Work through the material below line by line and say how many lines include the word "μαστογραφία". Only the number, please.
Begin Data entries
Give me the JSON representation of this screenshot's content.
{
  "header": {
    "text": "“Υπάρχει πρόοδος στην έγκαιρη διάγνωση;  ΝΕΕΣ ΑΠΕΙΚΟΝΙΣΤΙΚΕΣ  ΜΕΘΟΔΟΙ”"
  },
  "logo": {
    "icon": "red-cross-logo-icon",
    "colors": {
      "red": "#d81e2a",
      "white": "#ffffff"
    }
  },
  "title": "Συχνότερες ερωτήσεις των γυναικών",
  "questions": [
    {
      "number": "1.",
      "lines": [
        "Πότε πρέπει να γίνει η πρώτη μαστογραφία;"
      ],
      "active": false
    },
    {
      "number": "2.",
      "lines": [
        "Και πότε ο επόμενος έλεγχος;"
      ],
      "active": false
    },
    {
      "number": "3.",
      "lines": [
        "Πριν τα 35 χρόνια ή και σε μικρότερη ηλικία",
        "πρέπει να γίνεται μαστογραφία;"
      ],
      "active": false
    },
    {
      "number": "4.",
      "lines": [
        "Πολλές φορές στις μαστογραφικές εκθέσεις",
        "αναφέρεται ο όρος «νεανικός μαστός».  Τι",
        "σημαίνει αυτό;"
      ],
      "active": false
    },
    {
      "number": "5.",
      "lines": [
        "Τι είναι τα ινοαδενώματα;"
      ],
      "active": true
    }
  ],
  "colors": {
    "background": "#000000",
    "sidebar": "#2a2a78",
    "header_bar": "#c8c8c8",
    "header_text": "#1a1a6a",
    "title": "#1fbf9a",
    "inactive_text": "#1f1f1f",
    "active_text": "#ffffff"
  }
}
End Data entries
> _Problem solution_:
2